++++ DATA TO PROCESS

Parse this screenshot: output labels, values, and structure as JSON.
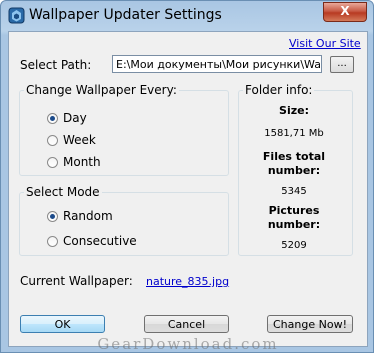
{
  "window": {
    "title": "Wallpaper Updater Settings",
    "close_glyph": "X"
  },
  "header": {
    "visit_link": "Visit Our Site"
  },
  "path": {
    "label": "Select Path:",
    "value": "E:\\Мои документы\\Мои рисунки\\Wallpapers",
    "browse_label": "..."
  },
  "change_group": {
    "title": "Change Wallpaper Every:",
    "options": [
      {
        "label": "Day",
        "selected": true
      },
      {
        "label": "Week",
        "selected": false
      },
      {
        "label": "Month",
        "selected": false
      }
    ]
  },
  "mode_group": {
    "title": "Select Mode",
    "options": [
      {
        "label": "Random",
        "selected": true
      },
      {
        "label": "Consecutive",
        "selected": false
      }
    ]
  },
  "folder_info": {
    "title": "Folder info:",
    "size_label": "Size:",
    "size_value": "1581,71 Mb",
    "files_label_1": "Files total",
    "files_label_2": "number:",
    "files_value": "5345",
    "pictures_label_1": "Pictures",
    "pictures_label_2": "number:",
    "pictures_value": "5209"
  },
  "current": {
    "label": "Current Wallpaper:",
    "file": "nature_835.jpg"
  },
  "buttons": {
    "ok": "OK",
    "cancel": "Cancel",
    "change_now": "Change Now!"
  },
  "watermark": "GearDownload.com",
  "colors": {
    "title_gradient": "#b9d2ea",
    "client_bg": "#f0f0f0",
    "link": "#0000cc",
    "close_red": "#c75a45"
  }
}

++++++++

### SET PROBLEM
Output, exactly, all the records above; include no pictures.

### CORRECT RESULT
Parse this screenshot: output labels, values, and structure as JSON.
{
  "window": {
    "title": "Wallpaper Updater Settings",
    "close_glyph": "X"
  },
  "header": {
    "visit_link": "Visit Our Site"
  },
  "path": {
    "label": "Select Path:",
    "value": "E:\\Мои документы\\Мои рисунки\\Wallpapers",
    "browse_label": "..."
  },
  "change_group": {
    "title": "Change Wallpaper Every:",
    "options": [
      {
        "label": "Day",
        "selected": true
      },
      {
        "label": "Week",
        "selected": false
      },
      {
        "label": "Month",
        "selected": false
      }
    ]
  },
  "mode_group": {
    "title": "Select Mode",
    "options": [
      {
        "label": "Random",
        "selected": true
      },
      {
        "label": "Consecutive",
        "selected": false
      }
    ]
  },
  "folder_info": {
    "title": "Folder info:",
    "size_label": "Size:",
    "size_value": "1581,71 Mb",
    "files_label_1": "Files total",
    "files_label_2": "number:",
    "files_value": "5345",
    "pictures_label_1": "Pictures",
    "pictures_label_2": "number:",
    "pictures_value": "5209"
  },
  "current": {
    "label": "Current Wallpaper:",
    "file": "nature_835.jpg"
  },
  "buttons": {
    "ok": "OK",
    "cancel": "Cancel",
    "change_now": "Change Now!"
  },
  "watermark": "GearDownload.com",
  "colors": {
    "title_gradient": "#b9d2ea",
    "client_bg": "#f0f0f0",
    "link": "#0000cc",
    "close_red": "#c75a45"
  }
}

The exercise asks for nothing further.